— Stated task —
Restate the data exactly as given and keep the pictures out.
-=-=-
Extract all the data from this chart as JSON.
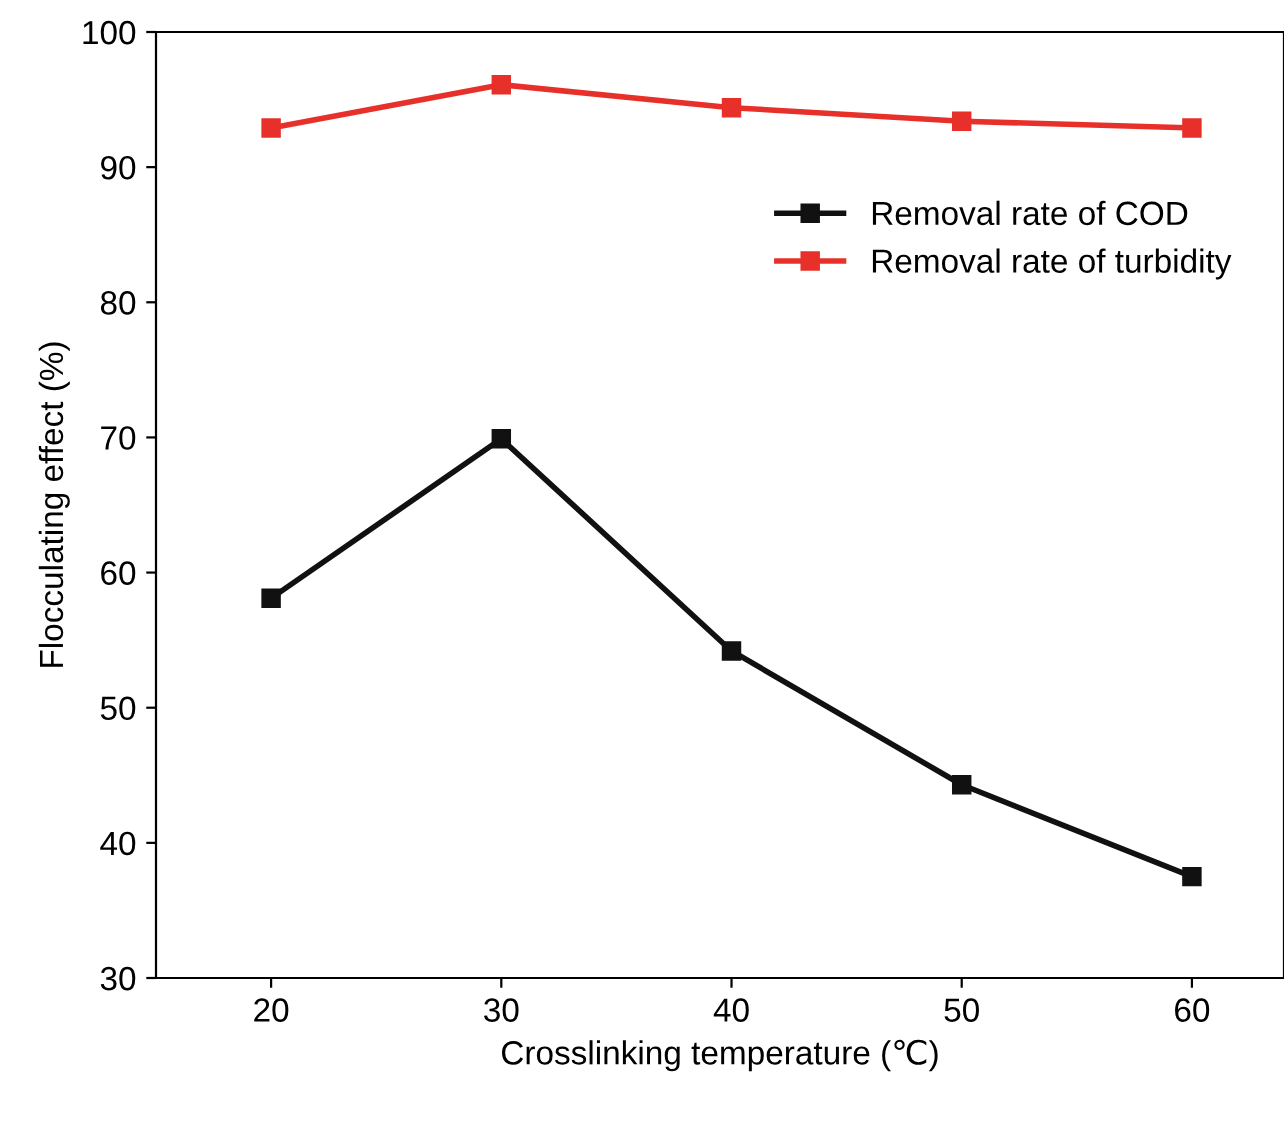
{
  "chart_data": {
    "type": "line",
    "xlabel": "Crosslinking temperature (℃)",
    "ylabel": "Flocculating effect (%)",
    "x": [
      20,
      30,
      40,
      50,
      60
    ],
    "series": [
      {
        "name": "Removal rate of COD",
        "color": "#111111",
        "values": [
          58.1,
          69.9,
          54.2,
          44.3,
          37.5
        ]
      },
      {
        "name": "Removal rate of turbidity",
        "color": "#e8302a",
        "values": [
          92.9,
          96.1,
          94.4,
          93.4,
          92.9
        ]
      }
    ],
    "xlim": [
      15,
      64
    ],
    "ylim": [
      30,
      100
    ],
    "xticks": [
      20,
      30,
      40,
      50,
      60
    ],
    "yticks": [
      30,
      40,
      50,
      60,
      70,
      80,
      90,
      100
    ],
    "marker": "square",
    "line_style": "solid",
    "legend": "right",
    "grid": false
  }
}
-=-=-
— Task answer —
Extract all the data from this chart as JSON.
{
  "chart_data": {
    "type": "line",
    "xlabel": "Crosslinking temperature (℃)",
    "ylabel": "Flocculating effect (%)",
    "x": [
      20,
      30,
      40,
      50,
      60
    ],
    "series": [
      {
        "name": "Removal rate of COD",
        "color": "#111111",
        "values": [
          58.1,
          69.9,
          54.2,
          44.3,
          37.5
        ]
      },
      {
        "name": "Removal rate of turbidity",
        "color": "#e8302a",
        "values": [
          92.9,
          96.1,
          94.4,
          93.4,
          92.9
        ]
      }
    ],
    "xlim": [
      15,
      64
    ],
    "ylim": [
      30,
      100
    ],
    "xticks": [
      20,
      30,
      40,
      50,
      60
    ],
    "yticks": [
      30,
      40,
      50,
      60,
      70,
      80,
      90,
      100
    ],
    "marker": "square",
    "line_style": "solid",
    "legend": "right",
    "grid": false
  }
}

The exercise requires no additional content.